• _PROBLEM TO WORK ON_
Only the pictures are left out: repeat the rest of the entries exactly.

• _EXTRACTED ENTRIES_
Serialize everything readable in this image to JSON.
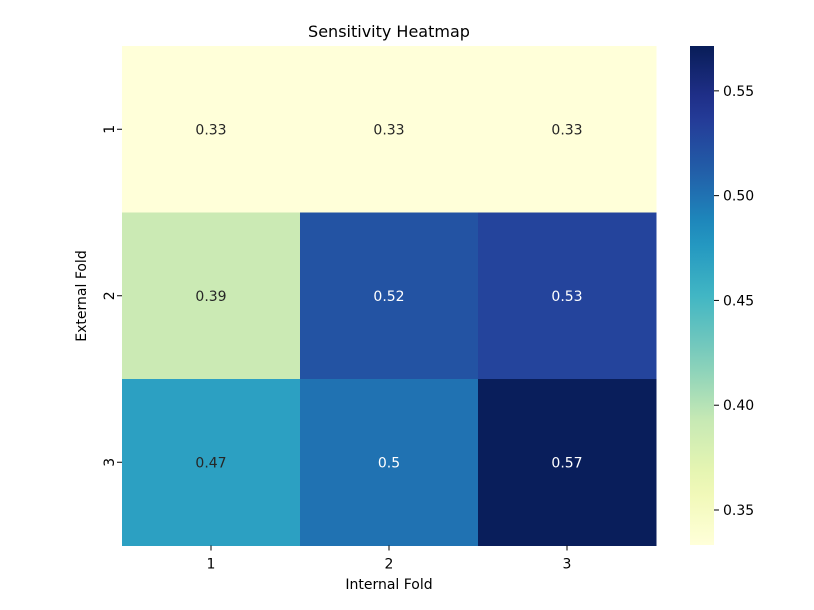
{
  "chart_data": {
    "type": "heatmap",
    "title": "Sensitivity Heatmap",
    "xlabel": "Internal Fold",
    "ylabel": "External Fold",
    "x_categories": [
      "1",
      "2",
      "3"
    ],
    "y_categories": [
      "1",
      "2",
      "3"
    ],
    "values": [
      [
        0.33,
        0.33,
        0.33
      ],
      [
        0.39,
        0.52,
        0.53
      ],
      [
        0.47,
        0.5,
        0.57
      ]
    ],
    "annotations": [
      [
        "0.33",
        "0.33",
        "0.33"
      ],
      [
        "0.39",
        "0.52",
        "0.53"
      ],
      [
        "0.47",
        "0.5",
        "0.57"
      ]
    ],
    "colormap": "YlGnBu",
    "colorbar": {
      "range": [
        0.3333,
        0.5714
      ],
      "ticks": [
        0.35,
        0.4,
        0.45,
        0.5,
        0.55
      ],
      "tick_labels": [
        "0.35",
        "0.40",
        "0.45",
        "0.50",
        "0.55"
      ]
    },
    "grid": false,
    "legend": "colorbar-right"
  }
}
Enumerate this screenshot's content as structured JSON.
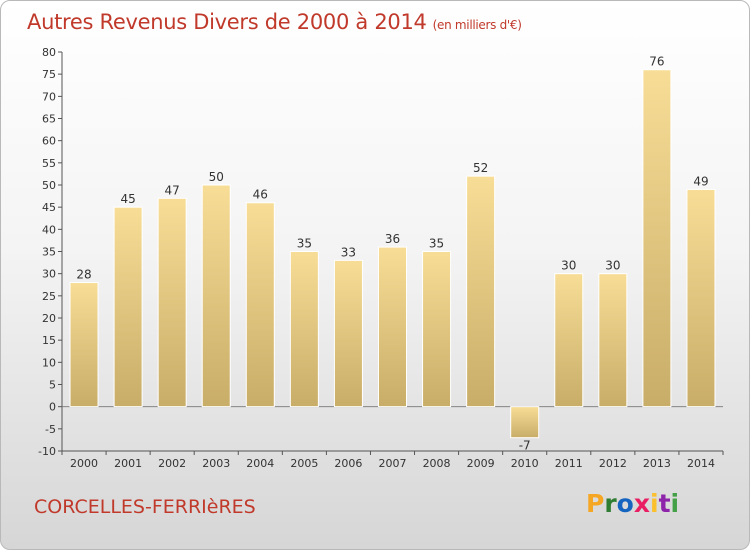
{
  "title": "Autres Revenus Divers de 2000 à 2014",
  "unit": "(en milliers d'€)",
  "commune": "CORCELLES-FERRIèRES",
  "brand": {
    "letters": [
      "P",
      "r",
      "o",
      "x",
      "i",
      "t",
      "i"
    ],
    "colors": [
      "#f5a623",
      "#2e7d32",
      "#1565c0",
      "#e91e63",
      "#fbc02d",
      "#8e24aa",
      "#43a047"
    ]
  },
  "colors": {
    "bar_light": "#f7dd96",
    "bar_dark": "#c8ad68",
    "title": "#c0392b"
  },
  "chart_data": {
    "type": "bar",
    "categories": [
      "2000",
      "2001",
      "2002",
      "2003",
      "2004",
      "2005",
      "2006",
      "2007",
      "2008",
      "2009",
      "2010",
      "2011",
      "2012",
      "2013",
      "2014"
    ],
    "values": [
      28,
      45,
      47,
      50,
      46,
      35,
      33,
      36,
      35,
      52,
      -7,
      30,
      30,
      76,
      49
    ],
    "ylim": [
      -10,
      80
    ],
    "yticks": [
      -10,
      -5,
      0,
      5,
      10,
      15,
      20,
      25,
      30,
      35,
      40,
      45,
      50,
      55,
      60,
      65,
      70,
      75,
      80
    ],
    "grid": false,
    "xlabel": "",
    "ylabel": ""
  }
}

• _WRITTEN ANSWER_
Serialize everything readable in this image to JSON.
{
  "chart_data": {
    "type": "heatmap",
    "title": "Sensitivity Heatmap",
    "xlabel": "Internal Fold",
    "ylabel": "External Fold",
    "x_categories": [
      "1",
      "2",
      "3"
    ],
    "y_categories": [
      "1",
      "2",
      "3"
    ],
    "values": [
      [
        0.33,
        0.33,
        0.33
      ],
      [
        0.39,
        0.52,
        0.53
      ],
      [
        0.47,
        0.5,
        0.57
      ]
    ],
    "annotations": [
      [
        "0.33",
        "0.33",
        "0.33"
      ],
      [
        "0.39",
        "0.52",
        "0.53"
      ],
      [
        "0.47",
        "0.5",
        "0.57"
      ]
    ],
    "colormap": "YlGnBu",
    "colorbar": {
      "range": [
        0.3333,
        0.5714
      ],
      "ticks": [
        0.35,
        0.4,
        0.45,
        0.5,
        0.55
      ],
      "tick_labels": [
        "0.35",
        "0.40",
        "0.45",
        "0.50",
        "0.55"
      ]
    },
    "grid": false,
    "legend": "colorbar-right"
  }
}
Enumerate this screenshot's content as structured JSON.
{
  "title": "Autres Revenus Divers de 2000 à 2014",
  "unit": "(en milliers d'€)",
  "commune": "CORCELLES-FERRIèRES",
  "brand": {
    "letters": [
      "P",
      "r",
      "o",
      "x",
      "i",
      "t",
      "i"
    ],
    "colors": [
      "#f5a623",
      "#2e7d32",
      "#1565c0",
      "#e91e63",
      "#fbc02d",
      "#8e24aa",
      "#43a047"
    ]
  },
  "colors": {
    "bar_light": "#f7dd96",
    "bar_dark": "#c8ad68",
    "title": "#c0392b"
  },
  "chart_data": {
    "type": "bar",
    "categories": [
      "2000",
      "2001",
      "2002",
      "2003",
      "2004",
      "2005",
      "2006",
      "2007",
      "2008",
      "2009",
      "2010",
      "2011",
      "2012",
      "2013",
      "2014"
    ],
    "values": [
      28,
      45,
      47,
      50,
      46,
      35,
      33,
      36,
      35,
      52,
      -7,
      30,
      30,
      76,
      49
    ],
    "ylim": [
      -10,
      80
    ],
    "yticks": [
      -10,
      -5,
      0,
      5,
      10,
      15,
      20,
      25,
      30,
      35,
      40,
      45,
      50,
      55,
      60,
      65,
      70,
      75,
      80
    ],
    "grid": false,
    "xlabel": "",
    "ylabel": ""
  }
}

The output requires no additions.